[Begin Entries supplied]
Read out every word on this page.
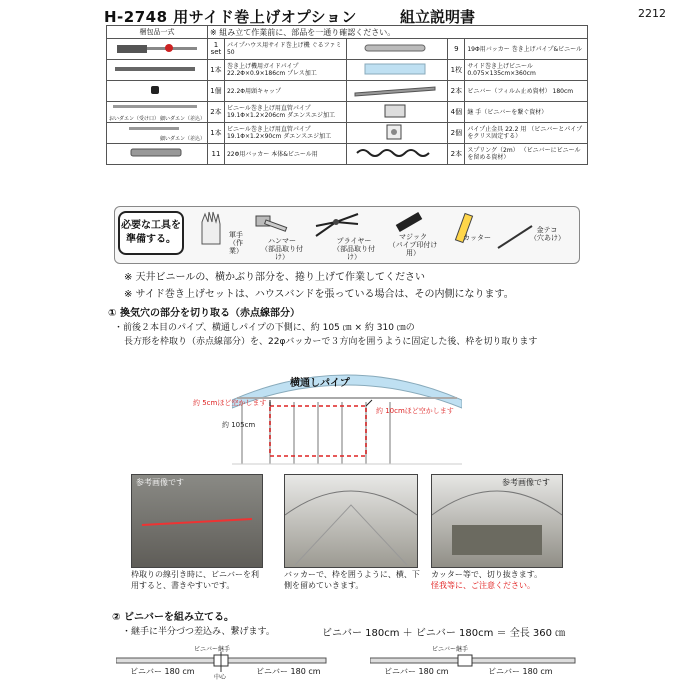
H-2748 用サイド巻上げオプション	組立説明書	2212
梱包品一式	※ 組み立て作業前に、部品を一通り確認ください。				
	1 set	パイプハウス用サイド巻上げ機 ぐるファミ 50		9	19Φ用バッカー 巻き上げパイプ&ビニール
	1本	巻き上げ機用ガイドパイプ 22.2Φ×0.9×186cm プレス加工		1枚	サイド巻き上げビニール 0.075×135cm×360cm
	1個	22.2Φ用頭キャップ		2本	ビニバー（フィルム止め資材） 180cm

おいダエン（受け口） 細いダエン（差込）	2本	ビニール巻き上げ用直管パイプ 19.1Φ×1.2×206cm ダエンスエジ加工		4個	継 手（ビニバーを繋ぐ資材）

細いダエン（差込）	1本	ビニール巻き上げ用直管パイプ 19.1Φ×1.2×90cm ダエンスエジ加工		2個	パイプ止金具 22.2 用 （ビニバーとパイプをクリス固定する）
	11	22Φ用バッカー 本体&ビニール用		2本	スプリング（2m） （ビニバーにビニールを留める資材）
必要な工具を準備する。	軍手
（作業）
ハンマー
（部品取り付け）
プライヤー
（部品取り付け）
マジック
（パイプ印付け用）
カッター
金テコ
（穴あけ）
※ 天井ビニールの、横かぶり部分を、捲り上げて作業してください
※ サイド巻き上げセットは、ハウスバンドを張っている場合は、その内側になります。
① 換気穴の部分を切り取る（赤点線部分）
・前後２本目のパイプ、横通しパイプの下側に、約 105 ㎝ × 約 310 ㎝の
長方形を枠取り（赤点線部分）を、22φバッカーで３方向を囲うように固定した後、枠を切り取ります
横通しパイプ
約 5cmほど空かします
約 105cm
約 10cmほど空かします
参考画像です	参考画像です
枠取りの線引き時に、ビニバーを利用すると、書きやすいです。
バッカーで、枠を囲うように、横、下側を留めていきます。
カッター等で、切り抜きます。
怪我等に、ご注意ください。
② ビニバーを組み立てる。
・継手に半分づつ差込み、繋げます。	ビニバー 180cm ＋ ビニバー 180cm ＝ 全長 360 ㎝
ビニバー継手
中心
ビニバー 180 cm	ビニバー 180 cm
ビニバー継手
ビニバー 180 cm	ビニバー 180 cm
[End Entries supplied]
◆ Exercise task:
Quote the data exactly, leaving every image out of the copy.

◆ Full response:
Read out every word on this page.
H-2748 用サイド巻上げオプション	組立説明書	2212
梱包品一式	※ 組み立て作業前に、部品を一通り確認ください。				
	1 set	パイプハウス用サイド巻上げ機 ぐるファミ 50		9	19Φ用バッカー 巻き上げパイプ&ビニール
	1本	巻き上げ機用ガイドパイプ 22.2Φ×0.9×186cm プレス加工		1枚	サイド巻き上げビニール 0.075×135cm×360cm
	1個	22.2Φ用頭キャップ		2本	ビニバー（フィルム止め資材） 180cm

おいダエン（受け口） 細いダエン（差込）	2本	ビニール巻き上げ用直管パイプ 19.1Φ×1.2×206cm ダエンスエジ加工		4個	継 手（ビニバーを繋ぐ資材）

細いダエン（差込）	1本	ビニール巻き上げ用直管パイプ 19.1Φ×1.2×90cm ダエンスエジ加工		2個	パイプ止金具 22.2 用 （ビニバーとパイプをクリス固定する）
	11	22Φ用バッカー 本体&ビニール用		2本	スプリング（2m） （ビニバーにビニールを留める資材）
必要な工具を準備する。	軍手
（作業）
ハンマー
（部品取り付け）
プライヤー
（部品取り付け）
マジック
（パイプ印付け用）
カッター
金テコ
（穴あけ）
※ 天井ビニールの、横かぶり部分を、捲り上げて作業してください
※ サイド巻き上げセットは、ハウスバンドを張っている場合は、その内側になります。
① 換気穴の部分を切り取る（赤点線部分）
・前後２本目のパイプ、横通しパイプの下側に、約 105 ㎝ × 約 310 ㎝の
長方形を枠取り（赤点線部分）を、22φバッカーで３方向を囲うように固定した後、枠を切り取ります
横通しパイプ
約 5cmほど空かします
約 105cm
約 10cmほど空かします
参考画像です	参考画像です
枠取りの線引き時に、ビニバーを利用すると、書きやすいです。
バッカーで、枠を囲うように、横、下側を留めていきます。
カッター等で、切り抜きます。
怪我等に、ご注意ください。
② ビニバーを組み立てる。
・継手に半分づつ差込み、繋げます。	ビニバー 180cm ＋ ビニバー 180cm ＝ 全長 360 ㎝
ビニバー継手
中心
ビニバー 180 cm	ビニバー 180 cm
ビニバー継手
ビニバー 180 cm	ビニバー 180 cm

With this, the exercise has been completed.